--- START OF MATERIAL PROVIDED ---

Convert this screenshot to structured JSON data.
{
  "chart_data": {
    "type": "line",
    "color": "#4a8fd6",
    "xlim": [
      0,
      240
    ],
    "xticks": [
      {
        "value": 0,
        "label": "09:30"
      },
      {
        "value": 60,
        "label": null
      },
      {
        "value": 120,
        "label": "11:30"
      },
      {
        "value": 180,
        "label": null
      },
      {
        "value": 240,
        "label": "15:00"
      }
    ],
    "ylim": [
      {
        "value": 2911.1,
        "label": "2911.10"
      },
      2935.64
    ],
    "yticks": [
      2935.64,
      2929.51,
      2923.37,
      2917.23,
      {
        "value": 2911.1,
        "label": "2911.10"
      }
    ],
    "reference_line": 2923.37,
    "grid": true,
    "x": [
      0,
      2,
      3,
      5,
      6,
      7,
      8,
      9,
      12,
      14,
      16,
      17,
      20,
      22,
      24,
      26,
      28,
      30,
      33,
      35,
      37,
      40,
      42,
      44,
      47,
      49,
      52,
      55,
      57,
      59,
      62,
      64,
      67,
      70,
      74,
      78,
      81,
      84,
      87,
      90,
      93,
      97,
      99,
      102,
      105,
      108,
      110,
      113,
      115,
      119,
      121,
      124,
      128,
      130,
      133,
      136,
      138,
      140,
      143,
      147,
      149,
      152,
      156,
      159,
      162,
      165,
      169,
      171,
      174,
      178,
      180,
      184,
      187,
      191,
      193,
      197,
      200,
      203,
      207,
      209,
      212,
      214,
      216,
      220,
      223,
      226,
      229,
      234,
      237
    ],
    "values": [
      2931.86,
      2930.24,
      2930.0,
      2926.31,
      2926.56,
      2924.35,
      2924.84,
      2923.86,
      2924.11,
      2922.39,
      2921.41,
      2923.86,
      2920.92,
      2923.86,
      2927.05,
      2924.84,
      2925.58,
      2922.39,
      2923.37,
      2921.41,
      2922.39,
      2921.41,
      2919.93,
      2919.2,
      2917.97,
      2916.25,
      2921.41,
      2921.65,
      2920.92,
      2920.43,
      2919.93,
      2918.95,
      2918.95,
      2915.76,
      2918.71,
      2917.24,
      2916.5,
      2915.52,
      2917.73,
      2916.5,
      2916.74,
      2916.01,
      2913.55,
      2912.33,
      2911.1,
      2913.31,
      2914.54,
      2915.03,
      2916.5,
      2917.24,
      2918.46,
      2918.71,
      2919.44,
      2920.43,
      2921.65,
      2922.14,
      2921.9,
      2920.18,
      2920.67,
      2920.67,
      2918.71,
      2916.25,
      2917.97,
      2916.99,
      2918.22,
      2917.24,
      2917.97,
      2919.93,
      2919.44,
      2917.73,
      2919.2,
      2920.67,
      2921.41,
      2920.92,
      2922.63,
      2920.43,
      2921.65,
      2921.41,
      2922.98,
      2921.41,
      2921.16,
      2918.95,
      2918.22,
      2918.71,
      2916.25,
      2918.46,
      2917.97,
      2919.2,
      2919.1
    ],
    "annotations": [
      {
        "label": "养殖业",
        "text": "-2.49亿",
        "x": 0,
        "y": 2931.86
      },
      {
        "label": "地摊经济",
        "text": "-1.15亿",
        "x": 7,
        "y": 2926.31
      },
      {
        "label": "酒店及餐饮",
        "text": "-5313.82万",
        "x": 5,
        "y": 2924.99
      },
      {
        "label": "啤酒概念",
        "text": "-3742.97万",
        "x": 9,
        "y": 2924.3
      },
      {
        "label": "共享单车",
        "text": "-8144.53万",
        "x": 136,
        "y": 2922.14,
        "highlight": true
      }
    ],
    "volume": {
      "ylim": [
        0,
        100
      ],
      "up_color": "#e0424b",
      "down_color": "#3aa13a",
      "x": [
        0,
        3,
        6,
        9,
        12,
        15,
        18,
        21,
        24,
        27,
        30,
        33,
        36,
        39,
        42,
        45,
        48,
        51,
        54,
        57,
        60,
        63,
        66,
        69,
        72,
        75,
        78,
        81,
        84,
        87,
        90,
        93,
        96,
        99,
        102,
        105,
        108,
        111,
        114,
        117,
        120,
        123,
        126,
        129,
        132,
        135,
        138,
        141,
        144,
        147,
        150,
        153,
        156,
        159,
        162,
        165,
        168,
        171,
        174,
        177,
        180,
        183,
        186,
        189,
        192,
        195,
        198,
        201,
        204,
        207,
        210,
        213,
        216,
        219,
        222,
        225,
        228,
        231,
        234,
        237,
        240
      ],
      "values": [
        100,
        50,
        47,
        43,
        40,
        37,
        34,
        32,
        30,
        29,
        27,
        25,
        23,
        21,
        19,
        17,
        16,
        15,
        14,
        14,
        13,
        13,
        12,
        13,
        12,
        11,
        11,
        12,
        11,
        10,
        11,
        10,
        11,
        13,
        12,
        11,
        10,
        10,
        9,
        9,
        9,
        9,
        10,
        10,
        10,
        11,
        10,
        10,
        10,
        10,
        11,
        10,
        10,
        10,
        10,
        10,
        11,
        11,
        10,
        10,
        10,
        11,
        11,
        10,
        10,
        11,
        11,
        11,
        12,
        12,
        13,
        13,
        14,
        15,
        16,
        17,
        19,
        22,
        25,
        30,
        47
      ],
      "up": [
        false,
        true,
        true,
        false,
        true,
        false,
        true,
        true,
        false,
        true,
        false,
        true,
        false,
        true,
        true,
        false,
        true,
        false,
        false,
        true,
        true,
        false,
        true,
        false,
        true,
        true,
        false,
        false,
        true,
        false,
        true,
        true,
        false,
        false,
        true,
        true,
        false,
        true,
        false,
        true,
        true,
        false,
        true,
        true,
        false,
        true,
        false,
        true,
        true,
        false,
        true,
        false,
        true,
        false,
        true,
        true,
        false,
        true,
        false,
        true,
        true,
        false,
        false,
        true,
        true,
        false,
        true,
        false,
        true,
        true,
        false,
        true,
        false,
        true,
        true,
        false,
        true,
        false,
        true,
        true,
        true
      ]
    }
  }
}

--- END OF MATERIAL PROVIDED ---

WHAT TO DO:
Exact output of every entry is required.

FINISHED EXERCISE:
Convert this screenshot to structured JSON data.
{
  "chart_data": {
    "type": "line",
    "color": "#4a8fd6",
    "xlim": [
      0,
      240
    ],
    "xticks": [
      {
        "value": 0,
        "label": "09:30"
      },
      {
        "value": 60,
        "label": null
      },
      {
        "value": 120,
        "label": "11:30"
      },
      {
        "value": 180,
        "label": null
      },
      {
        "value": 240,
        "label": "15:00"
      }
    ],
    "ylim": [
      {
        "value": 2911.1,
        "label": "2911.10"
      },
      2935.64
    ],
    "yticks": [
      2935.64,
      2929.51,
      2923.37,
      2917.23,
      {
        "value": 2911.1,
        "label": "2911.10"
      }
    ],
    "reference_line": 2923.37,
    "grid": true,
    "x": [
      0,
      2,
      3,
      5,
      6,
      7,
      8,
      9,
      12,
      14,
      16,
      17,
      20,
      22,
      24,
      26,
      28,
      30,
      33,
      35,
      37,
      40,
      42,
      44,
      47,
      49,
      52,
      55,
      57,
      59,
      62,
      64,
      67,
      70,
      74,
      78,
      81,
      84,
      87,
      90,
      93,
      97,
      99,
      102,
      105,
      108,
      110,
      113,
      115,
      119,
      121,
      124,
      128,
      130,
      133,
      136,
      138,
      140,
      143,
      147,
      149,
      152,
      156,
      159,
      162,
      165,
      169,
      171,
      174,
      178,
      180,
      184,
      187,
      191,
      193,
      197,
      200,
      203,
      207,
      209,
      212,
      214,
      216,
      220,
      223,
      226,
      229,
      234,
      237
    ],
    "values": [
      2931.86,
      2930.24,
      2930.0,
      2926.31,
      2926.56,
      2924.35,
      2924.84,
      2923.86,
      2924.11,
      2922.39,
      2921.41,
      2923.86,
      2920.92,
      2923.86,
      2927.05,
      2924.84,
      2925.58,
      2922.39,
      2923.37,
      2921.41,
      2922.39,
      2921.41,
      2919.93,
      2919.2,
      2917.97,
      2916.25,
      2921.41,
      2921.65,
      2920.92,
      2920.43,
      2919.93,
      2918.95,
      2918.95,
      2915.76,
      2918.71,
      2917.24,
      2916.5,
      2915.52,
      2917.73,
      2916.5,
      2916.74,
      2916.01,
      2913.55,
      2912.33,
      2911.1,
      2913.31,
      2914.54,
      2915.03,
      2916.5,
      2917.24,
      2918.46,
      2918.71,
      2919.44,
      2920.43,
      2921.65,
      2922.14,
      2921.9,
      2920.18,
      2920.67,
      2920.67,
      2918.71,
      2916.25,
      2917.97,
      2916.99,
      2918.22,
      2917.24,
      2917.97,
      2919.93,
      2919.44,
      2917.73,
      2919.2,
      2920.67,
      2921.41,
      2920.92,
      2922.63,
      2920.43,
      2921.65,
      2921.41,
      2922.98,
      2921.41,
      2921.16,
      2918.95,
      2918.22,
      2918.71,
      2916.25,
      2918.46,
      2917.97,
      2919.2,
      2919.1
    ],
    "annotations": [
      {
        "label": "养殖业",
        "text": "-2.49亿",
        "x": 0,
        "y": 2931.86
      },
      {
        "label": "地摊经济",
        "text": "-1.15亿",
        "x": 7,
        "y": 2926.31
      },
      {
        "label": "酒店及餐饮",
        "text": "-5313.82万",
        "x": 5,
        "y": 2924.99
      },
      {
        "label": "啤酒概念",
        "text": "-3742.97万",
        "x": 9,
        "y": 2924.3
      },
      {
        "label": "共享单车",
        "text": "-8144.53万",
        "x": 136,
        "y": 2922.14,
        "highlight": true
      }
    ],
    "volume": {
      "ylim": [
        0,
        100
      ],
      "up_color": "#e0424b",
      "down_color": "#3aa13a",
      "x": [
        0,
        3,
        6,
        9,
        12,
        15,
        18,
        21,
        24,
        27,
        30,
        33,
        36,
        39,
        42,
        45,
        48,
        51,
        54,
        57,
        60,
        63,
        66,
        69,
        72,
        75,
        78,
        81,
        84,
        87,
        90,
        93,
        96,
        99,
        102,
        105,
        108,
        111,
        114,
        117,
        120,
        123,
        126,
        129,
        132,
        135,
        138,
        141,
        144,
        147,
        150,
        153,
        156,
        159,
        162,
        165,
        168,
        171,
        174,
        177,
        180,
        183,
        186,
        189,
        192,
        195,
        198,
        201,
        204,
        207,
        210,
        213,
        216,
        219,
        222,
        225,
        228,
        231,
        234,
        237,
        240
      ],
      "values": [
        100,
        50,
        47,
        43,
        40,
        37,
        34,
        32,
        30,
        29,
        27,
        25,
        23,
        21,
        19,
        17,
        16,
        15,
        14,
        14,
        13,
        13,
        12,
        13,
        12,
        11,
        11,
        12,
        11,
        10,
        11,
        10,
        11,
        13,
        12,
        11,
        10,
        10,
        9,
        9,
        9,
        9,
        10,
        10,
        10,
        11,
        10,
        10,
        10,
        10,
        11,
        10,
        10,
        10,
        10,
        10,
        11,
        11,
        10,
        10,
        10,
        11,
        11,
        10,
        10,
        11,
        11,
        11,
        12,
        12,
        13,
        13,
        14,
        15,
        16,
        17,
        19,
        22,
        25,
        30,
        47
      ],
      "up": [
        false,
        true,
        true,
        false,
        true,
        false,
        true,
        true,
        false,
        true,
        false,
        true,
        false,
        true,
        true,
        false,
        true,
        false,
        false,
        true,
        true,
        false,
        true,
        false,
        true,
        true,
        false,
        false,
        true,
        false,
        true,
        true,
        false,
        false,
        true,
        true,
        false,
        true,
        false,
        true,
        true,
        false,
        true,
        true,
        false,
        true,
        false,
        true,
        true,
        false,
        true,
        false,
        true,
        false,
        true,
        true,
        false,
        true,
        false,
        true,
        true,
        false,
        false,
        true,
        true,
        false,
        true,
        false,
        true,
        true,
        false,
        true,
        false,
        true,
        true,
        false,
        true,
        false,
        true,
        true,
        true
      ]
    }
  }
}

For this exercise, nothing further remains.